— START —
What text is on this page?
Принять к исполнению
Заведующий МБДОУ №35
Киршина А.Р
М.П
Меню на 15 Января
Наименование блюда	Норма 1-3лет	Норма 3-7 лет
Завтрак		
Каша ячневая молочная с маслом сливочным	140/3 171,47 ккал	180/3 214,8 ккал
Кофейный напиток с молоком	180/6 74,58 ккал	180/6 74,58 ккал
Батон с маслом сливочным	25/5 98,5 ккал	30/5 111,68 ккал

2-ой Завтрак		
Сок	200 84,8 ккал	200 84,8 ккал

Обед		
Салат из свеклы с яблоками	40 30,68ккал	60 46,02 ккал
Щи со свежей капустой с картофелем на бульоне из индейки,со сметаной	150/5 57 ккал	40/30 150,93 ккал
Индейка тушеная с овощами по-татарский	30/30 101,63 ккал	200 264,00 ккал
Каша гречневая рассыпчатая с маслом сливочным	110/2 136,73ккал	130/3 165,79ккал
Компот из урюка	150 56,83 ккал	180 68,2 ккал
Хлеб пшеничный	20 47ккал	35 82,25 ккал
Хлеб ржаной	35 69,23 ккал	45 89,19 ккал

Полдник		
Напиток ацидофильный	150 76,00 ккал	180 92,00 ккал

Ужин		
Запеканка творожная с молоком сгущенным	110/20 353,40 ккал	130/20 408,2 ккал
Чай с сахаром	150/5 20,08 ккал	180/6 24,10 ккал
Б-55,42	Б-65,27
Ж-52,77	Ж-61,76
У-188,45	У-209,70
— END —
GOAL OF THE EXERCISE »
Read the entries above, then pull out the lines that include "молоком".

TASK SOLUTION »
Кофейный напиток с молоком	180/6 74,58 ккал	180/6 74,58 ккал
Запеканка творожная с молоком сгущенным	110/20 353,40 ккал	130/20 408,2 ккал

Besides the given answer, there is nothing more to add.